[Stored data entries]
━━━━━━━━━━━━━━━━━━━━
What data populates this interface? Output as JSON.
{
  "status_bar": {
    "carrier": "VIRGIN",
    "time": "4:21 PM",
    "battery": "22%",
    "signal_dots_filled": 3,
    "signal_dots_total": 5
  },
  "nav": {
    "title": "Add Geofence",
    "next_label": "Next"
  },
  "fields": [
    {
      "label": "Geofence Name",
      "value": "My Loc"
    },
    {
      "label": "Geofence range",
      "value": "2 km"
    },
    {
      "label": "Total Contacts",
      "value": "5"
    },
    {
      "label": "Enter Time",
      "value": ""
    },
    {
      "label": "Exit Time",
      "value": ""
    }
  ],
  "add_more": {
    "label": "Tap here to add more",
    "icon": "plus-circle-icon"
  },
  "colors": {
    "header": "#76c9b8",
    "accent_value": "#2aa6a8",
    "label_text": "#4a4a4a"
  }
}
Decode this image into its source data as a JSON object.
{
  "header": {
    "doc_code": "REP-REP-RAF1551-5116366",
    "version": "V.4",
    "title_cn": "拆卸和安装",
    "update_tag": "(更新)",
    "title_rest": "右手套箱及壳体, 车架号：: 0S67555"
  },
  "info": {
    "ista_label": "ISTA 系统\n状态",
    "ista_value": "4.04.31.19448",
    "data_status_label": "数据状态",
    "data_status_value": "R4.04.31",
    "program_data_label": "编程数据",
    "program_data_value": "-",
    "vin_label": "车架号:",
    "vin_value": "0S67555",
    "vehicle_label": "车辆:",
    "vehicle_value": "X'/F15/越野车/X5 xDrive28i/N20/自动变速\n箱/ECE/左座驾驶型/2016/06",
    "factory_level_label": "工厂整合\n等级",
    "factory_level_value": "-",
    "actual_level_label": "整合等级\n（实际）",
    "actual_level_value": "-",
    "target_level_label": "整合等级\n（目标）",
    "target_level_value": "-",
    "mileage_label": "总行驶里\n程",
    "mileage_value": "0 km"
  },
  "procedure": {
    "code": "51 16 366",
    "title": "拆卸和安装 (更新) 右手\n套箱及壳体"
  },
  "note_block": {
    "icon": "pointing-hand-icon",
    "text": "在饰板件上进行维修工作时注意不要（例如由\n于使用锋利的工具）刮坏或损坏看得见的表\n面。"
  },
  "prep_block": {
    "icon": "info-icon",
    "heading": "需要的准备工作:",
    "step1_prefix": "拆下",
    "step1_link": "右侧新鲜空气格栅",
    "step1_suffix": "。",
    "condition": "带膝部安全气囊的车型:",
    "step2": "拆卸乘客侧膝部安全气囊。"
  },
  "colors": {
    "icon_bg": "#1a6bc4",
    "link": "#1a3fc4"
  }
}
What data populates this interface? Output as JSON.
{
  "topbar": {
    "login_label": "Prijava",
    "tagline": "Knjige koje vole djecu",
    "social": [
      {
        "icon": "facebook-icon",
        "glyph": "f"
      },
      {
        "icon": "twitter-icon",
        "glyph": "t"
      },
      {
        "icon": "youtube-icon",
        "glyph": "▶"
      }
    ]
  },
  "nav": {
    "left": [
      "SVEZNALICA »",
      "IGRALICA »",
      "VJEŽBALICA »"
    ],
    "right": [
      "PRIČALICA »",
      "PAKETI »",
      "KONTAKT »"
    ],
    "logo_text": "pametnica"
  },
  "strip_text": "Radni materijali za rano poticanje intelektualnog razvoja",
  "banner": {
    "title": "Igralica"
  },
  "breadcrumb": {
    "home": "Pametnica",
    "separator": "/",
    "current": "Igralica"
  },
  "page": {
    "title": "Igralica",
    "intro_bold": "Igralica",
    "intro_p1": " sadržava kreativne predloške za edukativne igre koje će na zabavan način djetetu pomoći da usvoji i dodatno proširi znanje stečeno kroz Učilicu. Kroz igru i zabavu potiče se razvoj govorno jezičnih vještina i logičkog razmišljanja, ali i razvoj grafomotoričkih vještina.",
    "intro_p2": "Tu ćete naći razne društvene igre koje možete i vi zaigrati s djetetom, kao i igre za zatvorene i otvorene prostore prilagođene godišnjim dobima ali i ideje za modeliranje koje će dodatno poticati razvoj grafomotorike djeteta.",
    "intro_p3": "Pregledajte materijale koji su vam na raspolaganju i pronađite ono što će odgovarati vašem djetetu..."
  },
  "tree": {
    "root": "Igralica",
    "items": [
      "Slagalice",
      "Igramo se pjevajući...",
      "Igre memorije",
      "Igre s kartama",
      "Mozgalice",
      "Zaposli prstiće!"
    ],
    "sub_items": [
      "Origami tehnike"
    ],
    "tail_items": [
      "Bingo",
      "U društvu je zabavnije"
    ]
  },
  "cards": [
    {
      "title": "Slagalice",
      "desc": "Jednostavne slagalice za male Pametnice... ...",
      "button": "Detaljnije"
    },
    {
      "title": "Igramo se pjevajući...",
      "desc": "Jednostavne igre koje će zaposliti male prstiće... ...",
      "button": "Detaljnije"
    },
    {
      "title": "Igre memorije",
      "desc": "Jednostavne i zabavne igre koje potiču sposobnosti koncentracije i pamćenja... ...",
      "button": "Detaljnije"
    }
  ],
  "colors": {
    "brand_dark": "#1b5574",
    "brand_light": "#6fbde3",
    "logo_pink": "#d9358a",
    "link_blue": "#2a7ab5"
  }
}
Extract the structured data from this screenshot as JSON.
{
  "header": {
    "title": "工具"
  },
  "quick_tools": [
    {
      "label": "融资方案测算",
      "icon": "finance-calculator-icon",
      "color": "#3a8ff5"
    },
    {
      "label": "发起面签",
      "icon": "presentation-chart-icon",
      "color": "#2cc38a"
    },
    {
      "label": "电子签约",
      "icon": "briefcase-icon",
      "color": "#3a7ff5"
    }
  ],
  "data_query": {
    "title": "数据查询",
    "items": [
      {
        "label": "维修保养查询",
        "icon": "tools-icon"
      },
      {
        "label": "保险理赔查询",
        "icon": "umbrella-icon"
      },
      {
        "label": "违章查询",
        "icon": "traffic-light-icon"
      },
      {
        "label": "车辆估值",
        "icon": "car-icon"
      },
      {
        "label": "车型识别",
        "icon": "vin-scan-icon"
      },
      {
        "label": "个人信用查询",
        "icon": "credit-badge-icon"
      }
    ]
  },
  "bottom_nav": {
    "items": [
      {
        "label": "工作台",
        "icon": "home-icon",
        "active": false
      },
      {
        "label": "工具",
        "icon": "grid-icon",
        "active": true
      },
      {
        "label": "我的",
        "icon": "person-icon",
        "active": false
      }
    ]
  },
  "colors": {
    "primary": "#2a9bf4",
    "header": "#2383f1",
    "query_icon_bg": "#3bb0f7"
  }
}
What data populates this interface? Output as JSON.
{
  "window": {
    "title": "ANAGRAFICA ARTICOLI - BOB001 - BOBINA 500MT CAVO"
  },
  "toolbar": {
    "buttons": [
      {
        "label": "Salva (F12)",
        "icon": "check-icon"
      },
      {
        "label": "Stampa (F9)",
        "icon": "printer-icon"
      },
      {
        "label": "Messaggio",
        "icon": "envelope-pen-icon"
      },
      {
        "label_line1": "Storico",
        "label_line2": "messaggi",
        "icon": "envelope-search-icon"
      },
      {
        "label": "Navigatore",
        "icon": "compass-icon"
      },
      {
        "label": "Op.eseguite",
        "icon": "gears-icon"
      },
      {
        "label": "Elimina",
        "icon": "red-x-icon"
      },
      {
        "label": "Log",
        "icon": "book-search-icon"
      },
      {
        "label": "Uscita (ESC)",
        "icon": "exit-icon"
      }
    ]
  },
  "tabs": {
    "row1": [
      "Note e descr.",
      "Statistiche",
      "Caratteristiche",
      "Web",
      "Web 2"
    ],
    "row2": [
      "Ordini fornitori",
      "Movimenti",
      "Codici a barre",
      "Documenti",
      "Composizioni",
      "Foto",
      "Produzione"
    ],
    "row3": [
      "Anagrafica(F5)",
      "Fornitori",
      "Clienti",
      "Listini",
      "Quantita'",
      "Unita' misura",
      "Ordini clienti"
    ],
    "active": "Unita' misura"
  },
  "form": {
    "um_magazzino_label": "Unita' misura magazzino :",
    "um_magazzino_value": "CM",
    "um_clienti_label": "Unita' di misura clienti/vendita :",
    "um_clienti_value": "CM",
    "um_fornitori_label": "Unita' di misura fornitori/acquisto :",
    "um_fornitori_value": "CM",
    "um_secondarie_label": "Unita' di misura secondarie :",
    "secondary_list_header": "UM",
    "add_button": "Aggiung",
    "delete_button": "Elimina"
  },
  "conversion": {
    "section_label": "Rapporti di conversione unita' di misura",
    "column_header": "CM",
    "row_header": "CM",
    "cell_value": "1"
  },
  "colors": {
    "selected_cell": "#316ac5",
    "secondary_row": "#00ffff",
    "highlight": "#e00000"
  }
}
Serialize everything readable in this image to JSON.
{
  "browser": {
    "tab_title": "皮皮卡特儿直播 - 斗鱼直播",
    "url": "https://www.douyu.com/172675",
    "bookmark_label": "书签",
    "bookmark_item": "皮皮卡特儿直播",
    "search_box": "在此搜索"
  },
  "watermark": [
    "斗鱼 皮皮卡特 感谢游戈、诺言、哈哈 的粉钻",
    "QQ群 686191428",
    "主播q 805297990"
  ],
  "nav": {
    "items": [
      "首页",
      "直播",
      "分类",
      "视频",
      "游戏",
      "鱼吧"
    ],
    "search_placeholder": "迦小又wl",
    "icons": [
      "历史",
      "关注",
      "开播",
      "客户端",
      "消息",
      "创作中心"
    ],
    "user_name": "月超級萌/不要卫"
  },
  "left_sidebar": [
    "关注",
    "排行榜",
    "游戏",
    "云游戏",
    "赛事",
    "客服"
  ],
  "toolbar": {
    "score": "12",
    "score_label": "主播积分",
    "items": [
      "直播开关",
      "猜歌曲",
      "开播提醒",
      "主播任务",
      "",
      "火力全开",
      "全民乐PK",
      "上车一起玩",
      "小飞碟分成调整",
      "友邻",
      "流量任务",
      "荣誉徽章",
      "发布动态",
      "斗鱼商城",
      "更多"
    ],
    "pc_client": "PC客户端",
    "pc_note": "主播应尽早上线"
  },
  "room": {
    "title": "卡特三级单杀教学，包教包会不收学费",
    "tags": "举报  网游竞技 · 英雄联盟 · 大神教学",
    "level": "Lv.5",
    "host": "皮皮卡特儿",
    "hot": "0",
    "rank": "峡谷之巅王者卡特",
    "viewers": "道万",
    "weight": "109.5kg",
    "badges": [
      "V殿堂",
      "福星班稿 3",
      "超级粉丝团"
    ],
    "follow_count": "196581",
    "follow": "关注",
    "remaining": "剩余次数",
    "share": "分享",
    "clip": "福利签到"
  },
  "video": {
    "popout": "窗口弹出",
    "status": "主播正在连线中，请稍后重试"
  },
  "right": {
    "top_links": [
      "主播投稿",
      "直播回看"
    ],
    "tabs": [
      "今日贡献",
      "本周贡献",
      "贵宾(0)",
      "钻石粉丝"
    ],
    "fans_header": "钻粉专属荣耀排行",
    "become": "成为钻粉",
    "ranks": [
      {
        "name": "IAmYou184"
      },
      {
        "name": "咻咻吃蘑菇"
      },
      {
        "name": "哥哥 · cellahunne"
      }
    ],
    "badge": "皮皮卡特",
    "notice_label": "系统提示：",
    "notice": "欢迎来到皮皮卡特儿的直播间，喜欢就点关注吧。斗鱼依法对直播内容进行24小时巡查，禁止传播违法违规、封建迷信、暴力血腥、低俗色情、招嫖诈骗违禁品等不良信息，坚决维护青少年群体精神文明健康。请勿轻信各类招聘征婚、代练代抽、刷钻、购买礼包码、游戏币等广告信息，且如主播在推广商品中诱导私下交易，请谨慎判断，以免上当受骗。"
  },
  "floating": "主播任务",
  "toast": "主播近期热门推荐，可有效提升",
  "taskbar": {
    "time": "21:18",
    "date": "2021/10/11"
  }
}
━━━━━━━━━━━━━━━━━━━━
» Problem details: Of the lines in the data, how many contain the word "male"? Provide the number and nothing further.

» Result below: 2